"""

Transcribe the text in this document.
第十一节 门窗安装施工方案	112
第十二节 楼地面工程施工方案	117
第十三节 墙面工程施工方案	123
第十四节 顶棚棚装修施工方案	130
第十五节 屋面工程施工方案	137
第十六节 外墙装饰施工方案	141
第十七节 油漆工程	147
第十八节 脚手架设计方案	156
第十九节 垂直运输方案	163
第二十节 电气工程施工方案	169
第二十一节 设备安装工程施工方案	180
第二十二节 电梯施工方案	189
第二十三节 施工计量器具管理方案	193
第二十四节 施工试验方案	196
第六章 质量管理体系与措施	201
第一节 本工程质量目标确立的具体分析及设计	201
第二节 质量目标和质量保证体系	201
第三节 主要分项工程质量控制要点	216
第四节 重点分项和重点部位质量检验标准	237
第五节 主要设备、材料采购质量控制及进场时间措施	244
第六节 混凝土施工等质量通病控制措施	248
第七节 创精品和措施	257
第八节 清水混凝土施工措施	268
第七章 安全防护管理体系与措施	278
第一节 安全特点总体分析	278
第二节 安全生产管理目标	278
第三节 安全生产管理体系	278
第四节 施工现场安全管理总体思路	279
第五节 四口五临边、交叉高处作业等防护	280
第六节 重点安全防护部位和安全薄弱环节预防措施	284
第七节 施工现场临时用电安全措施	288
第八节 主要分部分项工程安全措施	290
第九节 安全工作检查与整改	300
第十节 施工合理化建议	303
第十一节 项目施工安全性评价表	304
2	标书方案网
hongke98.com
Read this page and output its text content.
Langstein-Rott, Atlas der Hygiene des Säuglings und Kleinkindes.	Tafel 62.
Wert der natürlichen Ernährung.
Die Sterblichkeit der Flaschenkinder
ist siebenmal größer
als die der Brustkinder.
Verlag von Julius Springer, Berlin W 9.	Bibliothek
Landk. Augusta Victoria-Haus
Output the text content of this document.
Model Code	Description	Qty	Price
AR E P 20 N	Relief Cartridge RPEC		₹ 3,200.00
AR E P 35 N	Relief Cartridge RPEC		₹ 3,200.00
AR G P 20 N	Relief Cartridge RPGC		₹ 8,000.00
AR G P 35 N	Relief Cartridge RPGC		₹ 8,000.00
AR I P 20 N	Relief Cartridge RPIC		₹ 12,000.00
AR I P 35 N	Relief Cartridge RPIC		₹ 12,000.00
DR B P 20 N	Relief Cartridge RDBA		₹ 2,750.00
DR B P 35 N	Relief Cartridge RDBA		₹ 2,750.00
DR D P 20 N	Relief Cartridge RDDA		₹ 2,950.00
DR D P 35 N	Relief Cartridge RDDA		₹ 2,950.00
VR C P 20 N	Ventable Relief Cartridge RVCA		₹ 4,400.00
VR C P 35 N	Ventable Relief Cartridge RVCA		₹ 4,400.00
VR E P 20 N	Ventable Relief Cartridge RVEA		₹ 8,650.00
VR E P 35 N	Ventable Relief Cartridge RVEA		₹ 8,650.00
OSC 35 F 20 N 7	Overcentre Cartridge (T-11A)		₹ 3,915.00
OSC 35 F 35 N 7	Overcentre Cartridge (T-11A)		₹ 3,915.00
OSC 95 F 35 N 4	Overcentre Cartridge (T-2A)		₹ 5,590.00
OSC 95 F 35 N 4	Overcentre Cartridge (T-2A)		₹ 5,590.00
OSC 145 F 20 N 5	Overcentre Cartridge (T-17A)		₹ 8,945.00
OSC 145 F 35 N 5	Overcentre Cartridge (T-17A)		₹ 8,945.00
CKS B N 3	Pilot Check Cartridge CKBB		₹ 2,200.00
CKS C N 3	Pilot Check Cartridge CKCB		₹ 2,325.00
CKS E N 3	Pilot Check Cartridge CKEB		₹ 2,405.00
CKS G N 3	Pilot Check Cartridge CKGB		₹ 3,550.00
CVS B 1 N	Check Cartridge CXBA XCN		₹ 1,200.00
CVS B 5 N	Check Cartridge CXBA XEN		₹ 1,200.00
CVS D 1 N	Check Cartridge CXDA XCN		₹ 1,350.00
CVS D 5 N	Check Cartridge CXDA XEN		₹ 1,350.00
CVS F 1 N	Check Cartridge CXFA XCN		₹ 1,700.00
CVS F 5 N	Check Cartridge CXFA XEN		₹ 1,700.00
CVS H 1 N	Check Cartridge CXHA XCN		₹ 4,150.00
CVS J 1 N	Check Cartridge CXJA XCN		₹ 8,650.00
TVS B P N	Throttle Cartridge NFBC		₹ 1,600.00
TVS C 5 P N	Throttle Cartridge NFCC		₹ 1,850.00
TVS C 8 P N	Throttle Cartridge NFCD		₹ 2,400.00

"""

### [Directive]
Using the entries above, return each line that includes the word "content".

### [Written answer]
Read this page and output its text content.
Output the text content of this document.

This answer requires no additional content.